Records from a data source
╔══

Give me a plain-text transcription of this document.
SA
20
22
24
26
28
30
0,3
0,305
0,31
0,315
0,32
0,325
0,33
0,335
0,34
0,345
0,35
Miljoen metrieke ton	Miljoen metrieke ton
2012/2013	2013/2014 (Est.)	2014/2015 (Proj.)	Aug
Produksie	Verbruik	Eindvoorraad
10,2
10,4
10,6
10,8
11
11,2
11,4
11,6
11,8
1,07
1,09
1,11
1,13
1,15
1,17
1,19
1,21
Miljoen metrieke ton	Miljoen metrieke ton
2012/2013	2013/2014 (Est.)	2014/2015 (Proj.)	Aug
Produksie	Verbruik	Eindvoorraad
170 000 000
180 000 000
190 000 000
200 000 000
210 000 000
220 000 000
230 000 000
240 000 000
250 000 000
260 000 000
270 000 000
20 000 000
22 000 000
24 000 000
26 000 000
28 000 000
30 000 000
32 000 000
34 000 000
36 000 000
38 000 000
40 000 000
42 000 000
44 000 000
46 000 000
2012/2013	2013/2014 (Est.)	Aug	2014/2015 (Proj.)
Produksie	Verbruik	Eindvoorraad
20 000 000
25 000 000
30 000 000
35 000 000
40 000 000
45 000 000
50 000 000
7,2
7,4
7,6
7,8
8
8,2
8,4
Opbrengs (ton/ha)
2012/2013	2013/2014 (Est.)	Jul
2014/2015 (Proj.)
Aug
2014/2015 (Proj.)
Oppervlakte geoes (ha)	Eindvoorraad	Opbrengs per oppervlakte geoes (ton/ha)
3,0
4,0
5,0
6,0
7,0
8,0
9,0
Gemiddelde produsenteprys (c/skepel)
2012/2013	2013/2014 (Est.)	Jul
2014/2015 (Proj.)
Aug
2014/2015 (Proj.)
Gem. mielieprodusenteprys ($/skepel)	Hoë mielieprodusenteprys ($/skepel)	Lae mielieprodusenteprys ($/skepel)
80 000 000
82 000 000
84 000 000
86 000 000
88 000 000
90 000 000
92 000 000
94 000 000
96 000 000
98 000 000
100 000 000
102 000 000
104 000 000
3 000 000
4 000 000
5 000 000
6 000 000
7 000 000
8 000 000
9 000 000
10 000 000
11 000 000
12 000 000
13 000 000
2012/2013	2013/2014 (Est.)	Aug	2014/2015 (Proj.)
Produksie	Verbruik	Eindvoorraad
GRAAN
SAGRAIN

╚══

**Problem to solve**
Using the listing, collect all lines in which the string "Opbrengs" is found.

**Written answer**
Opbrengs (ton/ha)
Oppervlakte geoes (ha)	Eindvoorraad	Opbrengs per oppervlakte geoes (ton/ha)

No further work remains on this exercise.